══ DATA PROVIDED ══
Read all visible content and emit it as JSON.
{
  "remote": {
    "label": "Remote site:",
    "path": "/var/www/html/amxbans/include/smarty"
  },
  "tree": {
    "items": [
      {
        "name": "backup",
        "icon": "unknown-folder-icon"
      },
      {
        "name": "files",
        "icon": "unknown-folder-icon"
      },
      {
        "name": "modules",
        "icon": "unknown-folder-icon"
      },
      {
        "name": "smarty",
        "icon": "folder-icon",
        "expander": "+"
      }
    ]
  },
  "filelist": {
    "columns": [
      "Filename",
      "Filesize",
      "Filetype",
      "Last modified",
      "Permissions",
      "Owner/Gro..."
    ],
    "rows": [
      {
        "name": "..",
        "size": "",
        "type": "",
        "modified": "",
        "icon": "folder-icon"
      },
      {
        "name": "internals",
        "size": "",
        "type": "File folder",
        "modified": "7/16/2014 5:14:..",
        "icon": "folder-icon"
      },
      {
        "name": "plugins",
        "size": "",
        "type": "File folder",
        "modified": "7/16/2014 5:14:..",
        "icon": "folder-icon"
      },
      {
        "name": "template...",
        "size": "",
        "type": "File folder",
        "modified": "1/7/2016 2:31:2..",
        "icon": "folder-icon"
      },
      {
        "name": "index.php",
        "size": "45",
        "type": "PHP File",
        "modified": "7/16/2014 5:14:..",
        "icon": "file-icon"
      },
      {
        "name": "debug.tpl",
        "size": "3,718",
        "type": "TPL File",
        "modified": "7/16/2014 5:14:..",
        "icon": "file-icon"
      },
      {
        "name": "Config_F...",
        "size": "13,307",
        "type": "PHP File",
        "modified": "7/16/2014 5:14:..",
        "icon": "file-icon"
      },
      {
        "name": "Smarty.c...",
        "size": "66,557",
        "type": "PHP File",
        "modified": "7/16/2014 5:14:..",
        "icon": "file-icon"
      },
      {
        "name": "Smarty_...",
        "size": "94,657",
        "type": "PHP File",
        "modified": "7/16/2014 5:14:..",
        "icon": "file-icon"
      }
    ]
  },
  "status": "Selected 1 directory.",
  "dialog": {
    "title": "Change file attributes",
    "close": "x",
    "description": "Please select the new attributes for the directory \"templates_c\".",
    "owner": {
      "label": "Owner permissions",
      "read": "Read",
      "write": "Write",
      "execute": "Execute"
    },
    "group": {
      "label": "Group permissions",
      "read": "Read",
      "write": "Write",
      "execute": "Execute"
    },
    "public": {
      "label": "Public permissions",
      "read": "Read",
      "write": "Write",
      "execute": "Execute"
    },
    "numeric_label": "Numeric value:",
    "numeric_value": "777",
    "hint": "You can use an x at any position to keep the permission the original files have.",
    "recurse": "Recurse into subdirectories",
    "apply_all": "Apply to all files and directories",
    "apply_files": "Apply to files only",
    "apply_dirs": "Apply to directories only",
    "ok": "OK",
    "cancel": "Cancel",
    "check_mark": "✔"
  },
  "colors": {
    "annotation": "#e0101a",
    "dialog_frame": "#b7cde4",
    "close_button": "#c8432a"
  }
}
═══
### PROBLEM REQUIREMENTS
Extract all of the data exactly as written.

### REPLY TO THE EXERCISE
Read all visible content and emit it as JSON.
{
  "remote": {
    "label": "Remote site:",
    "path": "/var/www/html/amxbans/include/smarty"
  },
  "tree": {
    "items": [
      {
        "name": "backup",
        "icon": "unknown-folder-icon"
      },
      {
        "name": "files",
        "icon": "unknown-folder-icon"
      },
      {
        "name": "modules",
        "icon": "unknown-folder-icon"
      },
      {
        "name": "smarty",
        "icon": "folder-icon",
        "expander": "+"
      }
    ]
  },
  "filelist": {
    "columns": [
      "Filename",
      "Filesize",
      "Filetype",
      "Last modified",
      "Permissions",
      "Owner/Gro..."
    ],
    "rows": [
      {
        "name": "..",
        "size": "",
        "type": "",
        "modified": "",
        "icon": "folder-icon"
      },
      {
        "name": "internals",
        "size": "",
        "type": "File folder",
        "modified": "7/16/2014 5:14:..",
        "icon": "folder-icon"
      },
      {
        "name": "plugins",
        "size": "",
        "type": "File folder",
        "modified": "7/16/2014 5:14:..",
        "icon": "folder-icon"
      },
      {
        "name": "template...",
        "size": "",
        "type": "File folder",
        "modified": "1/7/2016 2:31:2..",
        "icon": "folder-icon"
      },
      {
        "name": "index.php",
        "size": "45",
        "type": "PHP File",
        "modified": "7/16/2014 5:14:..",
        "icon": "file-icon"
      },
      {
        "name": "debug.tpl",
        "size": "3,718",
        "type": "TPL File",
        "modified": "7/16/2014 5:14:..",
        "icon": "file-icon"
      },
      {
        "name": "Config_F...",
        "size": "13,307",
        "type": "PHP File",
        "modified": "7/16/2014 5:14:..",
        "icon": "file-icon"
      },
      {
        "name": "Smarty.c...",
        "size": "66,557",
        "type": "PHP File",
        "modified": "7/16/2014 5:14:..",
        "icon": "file-icon"
      },
      {
        "name": "Smarty_...",
        "size": "94,657",
        "type": "PHP File",
        "modified": "7/16/2014 5:14:..",
        "icon": "file-icon"
      }
    ]
  },
  "status": "Selected 1 directory.",
  "dialog": {
    "title": "Change file attributes",
    "close": "x",
    "description": "Please select the new attributes for the directory \"templates_c\".",
    "owner": {
      "label": "Owner permissions",
      "read": "Read",
      "write": "Write",
      "execute": "Execute"
    },
    "group": {
      "label": "Group permissions",
      "read": "Read",
      "write": "Write",
      "execute": "Execute"
    },
    "public": {
      "label": "Public permissions",
      "read": "Read",
      "write": "Write",
      "execute": "Execute"
    },
    "numeric_label": "Numeric value:",
    "numeric_value": "777",
    "hint": "You can use an x at any position to keep the permission the original files have.",
    "recurse": "Recurse into subdirectories",
    "apply_all": "Apply to all files and directories",
    "apply_files": "Apply to files only",
    "apply_dirs": "Apply to directories only",
    "ok": "OK",
    "cancel": "Cancel",
    "check_mark": "✔"
  },
  "colors": {
    "annotation": "#e0101a",
    "dialog_frame": "#b7cde4",
    "close_button": "#c8432a"
  }
}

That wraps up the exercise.